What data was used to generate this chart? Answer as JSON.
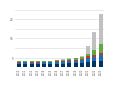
{
  "years": [
    2010,
    2011,
    2012,
    2013,
    2014,
    2015,
    2016,
    2017,
    2018,
    2019,
    2020,
    2021,
    2022,
    2023
  ],
  "series": {
    "dark_blue": [
      1.5,
      1.6,
      1.5,
      1.5,
      1.6,
      1.6,
      1.7,
      1.8,
      2.0,
      2.1,
      2.3,
      2.8,
      3.2,
      3.5
    ],
    "blue": [
      0.8,
      0.9,
      0.8,
      0.9,
      0.9,
      1.0,
      1.0,
      1.1,
      1.3,
      1.4,
      1.6,
      2.0,
      2.3,
      2.8
    ],
    "red": [
      0.3,
      0.3,
      0.3,
      0.3,
      0.3,
      0.3,
      0.4,
      0.4,
      0.5,
      0.5,
      0.6,
      0.8,
      1.0,
      1.2
    ],
    "green": [
      0.4,
      0.4,
      0.4,
      0.4,
      0.4,
      0.4,
      0.5,
      0.5,
      0.6,
      0.7,
      1.0,
      1.5,
      2.5,
      4.5
    ],
    "light_gray": [
      0.1,
      0.1,
      0.1,
      0.1,
      0.1,
      0.1,
      0.1,
      0.2,
      0.2,
      0.3,
      0.5,
      4.0,
      9.0,
      15.0
    ],
    "light_blue": [
      0.05,
      0.05,
      0.05,
      0.05,
      0.05,
      0.05,
      0.05,
      0.05,
      0.05,
      0.05,
      0.1,
      0.2,
      0.3,
      0.5
    ]
  },
  "colors": [
    "#003366",
    "#1f6db5",
    "#c0392b",
    "#5dab3e",
    "#c0c0c0",
    "#aec9e8"
  ],
  "ylim": [
    0,
    30
  ],
  "ytick_labels": [
    "",
    "5",
    "",
    "15",
    "",
    "25",
    ""
  ],
  "ytick_vals": [
    0,
    5,
    10,
    15,
    20,
    25,
    30
  ],
  "background_color": "#ffffff",
  "grid_color": "#d9d9d9",
  "bar_width": 0.65
}
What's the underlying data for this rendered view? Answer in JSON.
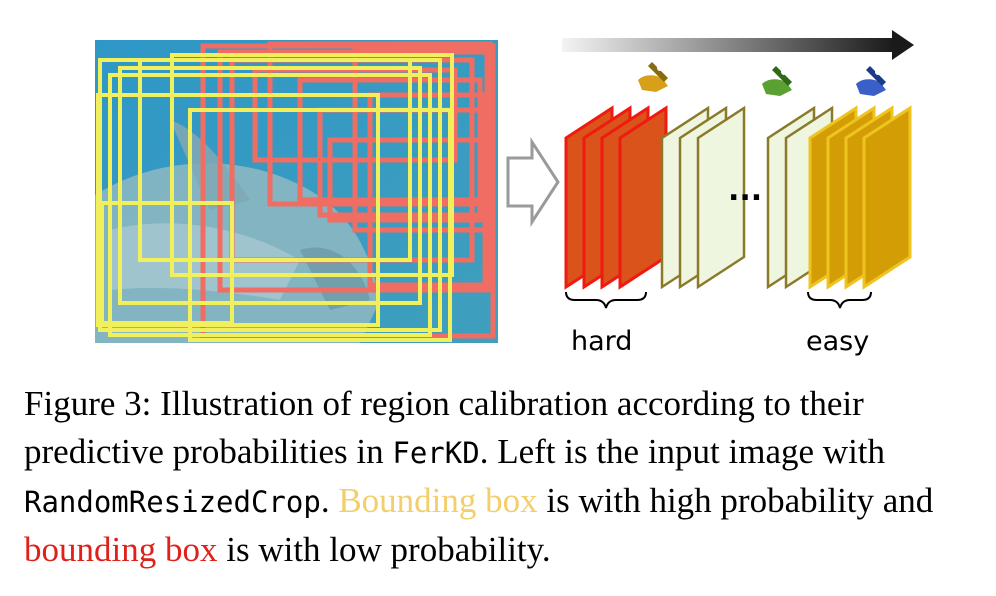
{
  "figure": {
    "labels": {
      "left": "hard",
      "right": "easy"
    },
    "ellipsis": "...",
    "colors": {
      "photo_bg": "#3d99c0",
      "yellow_box": "#f2ef5c",
      "red_box": "#f06d63",
      "hard_fill": "#d9531a",
      "hard_stroke": "#f01a10",
      "light_fill": "#eef6e0",
      "light_stroke": "#8a7a2a",
      "easy_fill": "#d29d05",
      "easy_stroke": "#f0c420"
    },
    "icons": [
      "hand-pen-icon-orange",
      "hand-pen-icon-green",
      "hand-pen-icon-blue"
    ]
  },
  "caption": {
    "part1": "Figure 3: Illustration of region calibration according to their predictive probabilities in ",
    "code1": "FerKD",
    "part2": ". Left is the input image with ",
    "code2": "RandomResizedCrop",
    "part3": ". ",
    "yellow_text": "Bounding box",
    "part4": " is with high probability and ",
    "red_text": "bounding box",
    "part5": " is with low probability."
  }
}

+ + +

> Prompt
Exclude all pictures and reproduce verbatim the lines running from the line that contains "What's the underlying" to the end of the data above, both ends included.

> Output for this task
What's the underlying data for this rendered view? Answer in JSON.
{
  "figure": {
    "labels": {
      "left": "hard",
      "right": "easy"
    },
    "ellipsis": "...",
    "colors": {
      "photo_bg": "#3d99c0",
      "yellow_box": "#f2ef5c",
      "red_box": "#f06d63",
      "hard_fill": "#d9531a",
      "hard_stroke": "#f01a10",
      "light_fill": "#eef6e0",
      "light_stroke": "#8a7a2a",
      "easy_fill": "#d29d05",
      "easy_stroke": "#f0c420"
    },
    "icons": [
      "hand-pen-icon-orange",
      "hand-pen-icon-green",
      "hand-pen-icon-blue"
    ]
  },
  "caption": {
    "part1": "Figure 3: Illustration of region calibration according to their predictive probabilities in ",
    "code1": "FerKD",
    "part2": ". Left is the input image with ",
    "code2": "RandomResizedCrop",
    "part3": ". ",
    "yellow_text": "Bounding box",
    "part4": " is with high probability and ",
    "red_text": "bounding box",
    "part5": " is with low probability."
  }
}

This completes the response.